Task description: Lift out all lines below that contain "from".

* begin Working data *

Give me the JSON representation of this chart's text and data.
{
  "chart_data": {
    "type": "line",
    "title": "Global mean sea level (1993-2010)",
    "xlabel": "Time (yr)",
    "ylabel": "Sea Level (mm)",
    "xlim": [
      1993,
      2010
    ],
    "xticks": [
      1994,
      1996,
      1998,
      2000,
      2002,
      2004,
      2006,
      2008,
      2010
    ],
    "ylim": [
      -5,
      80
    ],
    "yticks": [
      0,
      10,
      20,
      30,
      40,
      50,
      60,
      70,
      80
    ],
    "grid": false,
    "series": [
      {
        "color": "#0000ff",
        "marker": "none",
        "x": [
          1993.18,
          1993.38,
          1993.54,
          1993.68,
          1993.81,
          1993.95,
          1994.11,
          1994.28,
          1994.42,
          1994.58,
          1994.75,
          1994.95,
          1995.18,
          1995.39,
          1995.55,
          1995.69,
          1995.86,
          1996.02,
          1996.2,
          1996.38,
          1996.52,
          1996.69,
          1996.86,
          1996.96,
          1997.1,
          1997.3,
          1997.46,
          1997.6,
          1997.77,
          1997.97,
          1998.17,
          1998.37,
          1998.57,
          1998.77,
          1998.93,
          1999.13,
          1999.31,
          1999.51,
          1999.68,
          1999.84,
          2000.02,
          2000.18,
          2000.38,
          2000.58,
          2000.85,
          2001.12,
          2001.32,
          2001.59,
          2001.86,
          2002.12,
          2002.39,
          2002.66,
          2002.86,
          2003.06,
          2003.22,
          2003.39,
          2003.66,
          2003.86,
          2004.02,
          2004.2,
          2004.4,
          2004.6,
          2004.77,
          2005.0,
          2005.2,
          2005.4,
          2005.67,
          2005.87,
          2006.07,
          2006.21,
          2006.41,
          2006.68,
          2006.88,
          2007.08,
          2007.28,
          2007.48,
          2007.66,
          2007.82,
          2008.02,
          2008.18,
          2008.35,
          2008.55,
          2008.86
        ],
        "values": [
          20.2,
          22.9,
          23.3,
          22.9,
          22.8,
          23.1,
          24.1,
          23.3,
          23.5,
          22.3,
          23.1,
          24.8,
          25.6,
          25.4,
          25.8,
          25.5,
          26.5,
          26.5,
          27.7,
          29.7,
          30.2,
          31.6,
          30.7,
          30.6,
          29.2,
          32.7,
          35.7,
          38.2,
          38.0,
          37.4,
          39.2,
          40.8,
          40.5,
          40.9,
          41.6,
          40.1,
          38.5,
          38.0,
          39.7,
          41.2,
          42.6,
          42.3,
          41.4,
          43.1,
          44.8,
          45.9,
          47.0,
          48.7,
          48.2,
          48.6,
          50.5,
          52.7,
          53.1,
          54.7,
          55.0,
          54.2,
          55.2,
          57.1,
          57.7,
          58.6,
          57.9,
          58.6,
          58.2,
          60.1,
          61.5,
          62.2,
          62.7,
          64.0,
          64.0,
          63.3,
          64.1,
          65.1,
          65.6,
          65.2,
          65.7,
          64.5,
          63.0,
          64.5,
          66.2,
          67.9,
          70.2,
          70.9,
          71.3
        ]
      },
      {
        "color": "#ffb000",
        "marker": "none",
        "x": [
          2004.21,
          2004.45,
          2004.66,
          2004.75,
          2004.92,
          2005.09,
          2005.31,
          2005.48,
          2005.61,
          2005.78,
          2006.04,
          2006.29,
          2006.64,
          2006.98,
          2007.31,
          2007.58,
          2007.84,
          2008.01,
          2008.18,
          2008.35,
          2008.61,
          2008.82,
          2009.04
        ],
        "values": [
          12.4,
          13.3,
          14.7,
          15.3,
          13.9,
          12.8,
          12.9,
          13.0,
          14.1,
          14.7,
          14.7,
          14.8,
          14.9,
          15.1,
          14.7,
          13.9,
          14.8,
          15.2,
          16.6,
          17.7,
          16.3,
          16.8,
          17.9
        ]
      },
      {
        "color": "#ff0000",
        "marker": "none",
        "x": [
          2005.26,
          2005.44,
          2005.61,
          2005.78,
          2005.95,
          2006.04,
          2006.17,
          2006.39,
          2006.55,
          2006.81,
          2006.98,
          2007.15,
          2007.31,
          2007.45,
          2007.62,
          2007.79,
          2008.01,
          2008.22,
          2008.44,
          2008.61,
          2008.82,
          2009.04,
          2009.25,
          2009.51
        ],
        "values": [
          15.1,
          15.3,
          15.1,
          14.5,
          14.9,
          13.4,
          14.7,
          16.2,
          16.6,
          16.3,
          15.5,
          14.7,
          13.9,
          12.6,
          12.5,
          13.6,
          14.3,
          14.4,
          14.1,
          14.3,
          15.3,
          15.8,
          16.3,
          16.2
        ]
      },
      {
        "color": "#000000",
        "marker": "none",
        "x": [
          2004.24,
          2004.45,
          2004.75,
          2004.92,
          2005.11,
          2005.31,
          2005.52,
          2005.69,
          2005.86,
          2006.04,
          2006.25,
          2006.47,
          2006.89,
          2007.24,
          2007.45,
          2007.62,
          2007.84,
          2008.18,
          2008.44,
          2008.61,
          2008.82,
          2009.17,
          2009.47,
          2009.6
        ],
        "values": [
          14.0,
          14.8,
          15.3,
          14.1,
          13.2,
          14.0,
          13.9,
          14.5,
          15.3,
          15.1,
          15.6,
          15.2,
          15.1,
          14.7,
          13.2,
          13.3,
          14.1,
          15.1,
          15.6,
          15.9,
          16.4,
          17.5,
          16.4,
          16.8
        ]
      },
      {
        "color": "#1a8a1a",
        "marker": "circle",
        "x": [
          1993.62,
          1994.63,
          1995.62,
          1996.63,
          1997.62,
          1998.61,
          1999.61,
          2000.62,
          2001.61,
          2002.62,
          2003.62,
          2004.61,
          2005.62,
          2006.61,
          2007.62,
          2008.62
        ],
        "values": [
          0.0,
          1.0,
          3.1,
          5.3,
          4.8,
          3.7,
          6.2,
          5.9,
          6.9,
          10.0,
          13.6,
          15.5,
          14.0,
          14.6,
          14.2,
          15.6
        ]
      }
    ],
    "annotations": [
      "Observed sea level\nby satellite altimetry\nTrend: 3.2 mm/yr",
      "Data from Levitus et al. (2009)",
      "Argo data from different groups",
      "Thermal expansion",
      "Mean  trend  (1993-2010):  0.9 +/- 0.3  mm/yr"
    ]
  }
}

* end Working data *

Result of this exercise:
      "Data from Levitus et al. (2009)",
      "Argo data from different groups",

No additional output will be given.